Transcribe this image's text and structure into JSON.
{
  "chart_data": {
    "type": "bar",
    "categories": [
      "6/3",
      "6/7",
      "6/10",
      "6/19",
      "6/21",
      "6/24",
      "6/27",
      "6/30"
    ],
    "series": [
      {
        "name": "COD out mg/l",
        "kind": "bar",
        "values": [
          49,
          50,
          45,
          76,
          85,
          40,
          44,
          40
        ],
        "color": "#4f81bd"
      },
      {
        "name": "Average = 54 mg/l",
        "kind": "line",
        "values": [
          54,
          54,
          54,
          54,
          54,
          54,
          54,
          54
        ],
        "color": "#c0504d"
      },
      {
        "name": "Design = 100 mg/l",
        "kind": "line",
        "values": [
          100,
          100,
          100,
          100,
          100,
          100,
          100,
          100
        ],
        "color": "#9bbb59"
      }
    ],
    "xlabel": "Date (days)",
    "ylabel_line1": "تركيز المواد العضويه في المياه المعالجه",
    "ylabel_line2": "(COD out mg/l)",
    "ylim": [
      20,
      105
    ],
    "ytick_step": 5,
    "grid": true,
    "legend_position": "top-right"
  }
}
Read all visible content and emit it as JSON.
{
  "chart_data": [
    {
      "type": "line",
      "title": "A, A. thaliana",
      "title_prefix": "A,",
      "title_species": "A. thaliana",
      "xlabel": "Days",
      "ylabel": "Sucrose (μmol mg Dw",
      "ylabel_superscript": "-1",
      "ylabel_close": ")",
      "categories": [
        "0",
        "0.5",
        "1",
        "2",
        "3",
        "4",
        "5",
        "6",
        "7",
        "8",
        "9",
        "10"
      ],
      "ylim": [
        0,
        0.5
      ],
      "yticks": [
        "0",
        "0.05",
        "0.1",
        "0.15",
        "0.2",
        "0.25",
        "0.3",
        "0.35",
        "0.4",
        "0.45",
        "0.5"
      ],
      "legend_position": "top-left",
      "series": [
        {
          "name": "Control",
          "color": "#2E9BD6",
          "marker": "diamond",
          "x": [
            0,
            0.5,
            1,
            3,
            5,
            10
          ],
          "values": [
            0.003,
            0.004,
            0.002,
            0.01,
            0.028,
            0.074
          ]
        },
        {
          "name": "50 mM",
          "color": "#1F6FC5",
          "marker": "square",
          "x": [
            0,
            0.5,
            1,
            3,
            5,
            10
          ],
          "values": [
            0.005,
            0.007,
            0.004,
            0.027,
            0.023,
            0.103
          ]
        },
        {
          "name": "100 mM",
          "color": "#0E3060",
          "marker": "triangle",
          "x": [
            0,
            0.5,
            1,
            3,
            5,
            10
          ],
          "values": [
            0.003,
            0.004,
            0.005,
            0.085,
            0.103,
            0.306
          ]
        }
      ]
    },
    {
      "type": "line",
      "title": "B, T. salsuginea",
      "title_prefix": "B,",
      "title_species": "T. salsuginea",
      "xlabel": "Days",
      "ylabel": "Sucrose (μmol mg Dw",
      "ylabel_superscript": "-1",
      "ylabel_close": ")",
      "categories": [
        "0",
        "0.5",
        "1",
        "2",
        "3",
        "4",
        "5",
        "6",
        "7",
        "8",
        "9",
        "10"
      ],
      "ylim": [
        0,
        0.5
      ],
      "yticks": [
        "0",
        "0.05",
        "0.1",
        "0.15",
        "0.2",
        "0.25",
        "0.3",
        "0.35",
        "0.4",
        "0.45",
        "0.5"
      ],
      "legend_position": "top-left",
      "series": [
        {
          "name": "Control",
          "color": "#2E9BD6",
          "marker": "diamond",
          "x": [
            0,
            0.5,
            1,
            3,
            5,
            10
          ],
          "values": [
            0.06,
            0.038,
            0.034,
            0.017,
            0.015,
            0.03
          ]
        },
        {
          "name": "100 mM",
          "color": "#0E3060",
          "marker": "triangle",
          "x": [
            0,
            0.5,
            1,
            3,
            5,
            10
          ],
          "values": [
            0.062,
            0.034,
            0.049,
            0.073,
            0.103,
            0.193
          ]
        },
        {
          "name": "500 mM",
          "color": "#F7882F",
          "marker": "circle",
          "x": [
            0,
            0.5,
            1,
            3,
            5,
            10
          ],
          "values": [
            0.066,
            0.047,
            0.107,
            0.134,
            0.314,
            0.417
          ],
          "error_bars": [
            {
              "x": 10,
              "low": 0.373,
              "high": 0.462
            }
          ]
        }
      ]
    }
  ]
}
....
### Task statement:
Which lines contain "color"? Copy each of them out.

### Solution to this exercise:
        "color": "#4f81bd"
        "color": "#c0504d"
        "color": "#9bbb59"
          "color": "#2E9BD6",
          "color": "#1F6FC5",
          "color": "#0E3060",
          "color": "#2E9BD6",
          "color": "#0E3060",
          "color": "#F7882F",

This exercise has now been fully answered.